__RECORDS FOR THE EXERCISE__:
▶
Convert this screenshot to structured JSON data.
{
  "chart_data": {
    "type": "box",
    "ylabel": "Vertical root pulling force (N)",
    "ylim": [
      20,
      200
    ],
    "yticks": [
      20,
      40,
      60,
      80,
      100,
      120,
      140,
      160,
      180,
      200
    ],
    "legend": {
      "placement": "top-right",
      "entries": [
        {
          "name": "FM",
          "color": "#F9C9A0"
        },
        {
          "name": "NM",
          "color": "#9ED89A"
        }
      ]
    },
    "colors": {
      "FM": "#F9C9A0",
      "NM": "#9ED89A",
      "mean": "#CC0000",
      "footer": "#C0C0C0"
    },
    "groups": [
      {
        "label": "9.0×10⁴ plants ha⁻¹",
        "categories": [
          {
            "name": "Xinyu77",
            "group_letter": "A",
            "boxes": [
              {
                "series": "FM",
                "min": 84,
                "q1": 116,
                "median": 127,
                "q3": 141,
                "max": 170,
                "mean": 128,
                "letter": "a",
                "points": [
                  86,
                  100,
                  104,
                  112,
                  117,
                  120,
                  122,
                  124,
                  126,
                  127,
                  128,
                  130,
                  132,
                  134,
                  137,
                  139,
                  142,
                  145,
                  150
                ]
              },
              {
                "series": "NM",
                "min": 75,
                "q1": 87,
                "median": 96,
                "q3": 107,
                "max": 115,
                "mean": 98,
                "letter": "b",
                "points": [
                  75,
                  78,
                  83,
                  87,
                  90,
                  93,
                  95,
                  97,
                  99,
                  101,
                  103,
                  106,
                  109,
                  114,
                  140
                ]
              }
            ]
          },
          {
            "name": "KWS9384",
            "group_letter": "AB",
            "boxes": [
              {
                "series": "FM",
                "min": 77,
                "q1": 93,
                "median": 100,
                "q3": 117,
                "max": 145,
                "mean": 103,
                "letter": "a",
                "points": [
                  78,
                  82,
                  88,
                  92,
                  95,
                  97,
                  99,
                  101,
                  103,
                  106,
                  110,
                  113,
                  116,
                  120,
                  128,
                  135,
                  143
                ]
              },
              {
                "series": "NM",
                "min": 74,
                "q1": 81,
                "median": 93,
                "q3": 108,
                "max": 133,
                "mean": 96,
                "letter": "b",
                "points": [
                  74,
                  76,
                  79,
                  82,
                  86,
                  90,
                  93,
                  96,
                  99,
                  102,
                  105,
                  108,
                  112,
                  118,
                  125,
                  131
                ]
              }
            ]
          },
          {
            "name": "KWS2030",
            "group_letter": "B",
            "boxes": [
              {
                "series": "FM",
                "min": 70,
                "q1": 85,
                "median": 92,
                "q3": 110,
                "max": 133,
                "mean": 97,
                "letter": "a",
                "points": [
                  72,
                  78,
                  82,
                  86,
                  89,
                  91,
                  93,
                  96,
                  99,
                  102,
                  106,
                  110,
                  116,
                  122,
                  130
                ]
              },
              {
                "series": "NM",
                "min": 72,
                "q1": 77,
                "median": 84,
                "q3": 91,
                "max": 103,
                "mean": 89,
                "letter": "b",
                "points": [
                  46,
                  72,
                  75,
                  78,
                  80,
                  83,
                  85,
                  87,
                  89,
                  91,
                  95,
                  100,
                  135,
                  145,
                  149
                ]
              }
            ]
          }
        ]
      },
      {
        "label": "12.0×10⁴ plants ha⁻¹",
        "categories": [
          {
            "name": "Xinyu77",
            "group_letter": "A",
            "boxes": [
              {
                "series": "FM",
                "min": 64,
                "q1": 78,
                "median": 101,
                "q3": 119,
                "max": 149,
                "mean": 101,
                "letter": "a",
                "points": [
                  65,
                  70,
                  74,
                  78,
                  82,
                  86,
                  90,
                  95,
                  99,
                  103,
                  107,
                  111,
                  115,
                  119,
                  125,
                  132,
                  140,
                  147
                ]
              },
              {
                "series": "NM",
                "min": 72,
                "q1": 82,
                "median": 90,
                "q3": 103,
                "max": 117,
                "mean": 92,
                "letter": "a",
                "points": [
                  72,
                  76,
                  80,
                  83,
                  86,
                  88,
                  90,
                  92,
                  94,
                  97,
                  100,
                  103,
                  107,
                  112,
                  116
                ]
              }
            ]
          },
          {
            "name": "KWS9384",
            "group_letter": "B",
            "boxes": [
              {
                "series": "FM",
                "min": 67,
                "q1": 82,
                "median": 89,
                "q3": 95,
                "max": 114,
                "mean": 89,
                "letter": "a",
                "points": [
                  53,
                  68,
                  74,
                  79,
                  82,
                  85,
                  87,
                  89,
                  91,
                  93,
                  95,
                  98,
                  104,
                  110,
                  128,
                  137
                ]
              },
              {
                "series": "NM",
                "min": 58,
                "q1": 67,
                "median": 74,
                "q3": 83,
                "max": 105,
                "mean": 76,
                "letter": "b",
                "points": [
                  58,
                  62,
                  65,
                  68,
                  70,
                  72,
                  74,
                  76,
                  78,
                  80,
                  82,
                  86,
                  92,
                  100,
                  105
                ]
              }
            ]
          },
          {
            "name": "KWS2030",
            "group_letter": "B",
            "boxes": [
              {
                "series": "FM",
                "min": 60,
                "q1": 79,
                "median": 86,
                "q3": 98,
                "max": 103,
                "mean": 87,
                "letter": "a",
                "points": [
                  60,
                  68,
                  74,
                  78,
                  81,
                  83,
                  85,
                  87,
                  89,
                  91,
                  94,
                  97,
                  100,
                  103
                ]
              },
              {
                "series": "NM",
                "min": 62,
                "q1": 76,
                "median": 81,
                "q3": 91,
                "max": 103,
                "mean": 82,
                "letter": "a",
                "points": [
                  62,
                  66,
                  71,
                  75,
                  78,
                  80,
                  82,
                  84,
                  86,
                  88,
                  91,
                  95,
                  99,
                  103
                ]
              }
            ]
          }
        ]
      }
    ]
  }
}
◀
__DO THIS__:
Quote the data above in full, changing nothing.

__COMPLETE ANSWER__:
Convert this screenshot to structured JSON data.
{
  "chart_data": {
    "type": "box",
    "ylabel": "Vertical root pulling force (N)",
    "ylim": [
      20,
      200
    ],
    "yticks": [
      20,
      40,
      60,
      80,
      100,
      120,
      140,
      160,
      180,
      200
    ],
    "legend": {
      "placement": "top-right",
      "entries": [
        {
          "name": "FM",
          "color": "#F9C9A0"
        },
        {
          "name": "NM",
          "color": "#9ED89A"
        }
      ]
    },
    "colors": {
      "FM": "#F9C9A0",
      "NM": "#9ED89A",
      "mean": "#CC0000",
      "footer": "#C0C0C0"
    },
    "groups": [
      {
        "label": "9.0×10⁴ plants ha⁻¹",
        "categories": [
          {
            "name": "Xinyu77",
            "group_letter": "A",
            "boxes": [
              {
                "series": "FM",
                "min": 84,
                "q1": 116,
                "median": 127,
                "q3": 141,
                "max": 170,
                "mean": 128,
                "letter": "a",
                "points": [
                  86,
                  100,
                  104,
                  112,
                  117,
                  120,
                  122,
                  124,
                  126,
                  127,
                  128,
                  130,
                  132,
                  134,
                  137,
                  139,
                  142,
                  145,
                  150
                ]
              },
              {
                "series": "NM",
                "min": 75,
                "q1": 87,
                "median": 96,
                "q3": 107,
                "max": 115,
                "mean": 98,
                "letter": "b",
                "points": [
                  75,
                  78,
                  83,
                  87,
                  90,
                  93,
                  95,
                  97,
                  99,
                  101,
                  103,
                  106,
                  109,
                  114,
                  140
                ]
              }
            ]
          },
          {
            "name": "KWS9384",
            "group_letter": "AB",
            "boxes": [
              {
                "series": "FM",
                "min": 77,
                "q1": 93,
                "median": 100,
                "q3": 117,
                "max": 145,
                "mean": 103,
                "letter": "a",
                "points": [
                  78,
                  82,
                  88,
                  92,
                  95,
                  97,
                  99,
                  101,
                  103,
                  106,
                  110,
                  113,
                  116,
                  120,
                  128,
                  135,
                  143
                ]
              },
              {
                "series": "NM",
                "min": 74,
                "q1": 81,
                "median": 93,
                "q3": 108,
                "max": 133,
                "mean": 96,
                "letter": "b",
                "points": [
                  74,
                  76,
                  79,
                  82,
                  86,
                  90,
                  93,
                  96,
                  99,
                  102,
                  105,
                  108,
                  112,
                  118,
                  125,
                  131
                ]
              }
            ]
          },
          {
            "name": "KWS2030",
            "group_letter": "B",
            "boxes": [
              {
                "series": "FM",
                "min": 70,
                "q1": 85,
                "median": 92,
                "q3": 110,
                "max": 133,
                "mean": 97,
                "letter": "a",
                "points": [
                  72,
                  78,
                  82,
                  86,
                  89,
                  91,
                  93,
                  96,
                  99,
                  102,
                  106,
                  110,
                  116,
                  122,
                  130
                ]
              },
              {
                "series": "NM",
                "min": 72,
                "q1": 77,
                "median": 84,
                "q3": 91,
                "max": 103,
                "mean": 89,
                "letter": "b",
                "points": [
                  46,
                  72,
                  75,
                  78,
                  80,
                  83,
                  85,
                  87,
                  89,
                  91,
                  95,
                  100,
                  135,
                  145,
                  149
                ]
              }
            ]
          }
        ]
      },
      {
        "label": "12.0×10⁴ plants ha⁻¹",
        "categories": [
          {
            "name": "Xinyu77",
            "group_letter": "A",
            "boxes": [
              {
                "series": "FM",
                "min": 64,
                "q1": 78,
                "median": 101,
                "q3": 119,
                "max": 149,
                "mean": 101,
                "letter": "a",
                "points": [
                  65,
                  70,
                  74,
                  78,
                  82,
                  86,
                  90,
                  95,
                  99,
                  103,
                  107,
                  111,
                  115,
                  119,
                  125,
                  132,
                  140,
                  147
                ]
              },
              {
                "series": "NM",
                "min": 72,
                "q1": 82,
                "median": 90,
                "q3": 103,
                "max": 117,
                "mean": 92,
                "letter": "a",
                "points": [
                  72,
                  76,
                  80,
                  83,
                  86,
                  88,
                  90,
                  92,
                  94,
                  97,
                  100,
                  103,
                  107,
                  112,
                  116
                ]
              }
            ]
          },
          {
            "name": "KWS9384",
            "group_letter": "B",
            "boxes": [
              {
                "series": "FM",
                "min": 67,
                "q1": 82,
                "median": 89,
                "q3": 95,
                "max": 114,
                "mean": 89,
                "letter": "a",
                "points": [
                  53,
                  68,
                  74,
                  79,
                  82,
                  85,
                  87,
                  89,
                  91,
                  93,
                  95,
                  98,
                  104,
                  110,
                  128,
                  137
                ]
              },
              {
                "series": "NM",
                "min": 58,
                "q1": 67,
                "median": 74,
                "q3": 83,
                "max": 105,
                "mean": 76,
                "letter": "b",
                "points": [
                  58,
                  62,
                  65,
                  68,
                  70,
                  72,
                  74,
                  76,
                  78,
                  80,
                  82,
                  86,
                  92,
                  100,
                  105
                ]
              }
            ]
          },
          {
            "name": "KWS2030",
            "group_letter": "B",
            "boxes": [
              {
                "series": "FM",
                "min": 60,
                "q1": 79,
                "median": 86,
                "q3": 98,
                "max": 103,
                "mean": 87,
                "letter": "a",
                "points": [
                  60,
                  68,
                  74,
                  78,
                  81,
                  83,
                  85,
                  87,
                  89,
                  91,
                  94,
                  97,
                  100,
                  103
                ]
              },
              {
                "series": "NM",
                "min": 62,
                "q1": 76,
                "median": 81,
                "q3": 91,
                "max": 103,
                "mean": 82,
                "letter": "a",
                "points": [
                  62,
                  66,
                  71,
                  75,
                  78,
                  80,
                  82,
                  84,
                  86,
                  88,
                  91,
                  95,
                  99,
                  103
                ]
              }
            ]
          }
        ]
      }
    ]
  }
}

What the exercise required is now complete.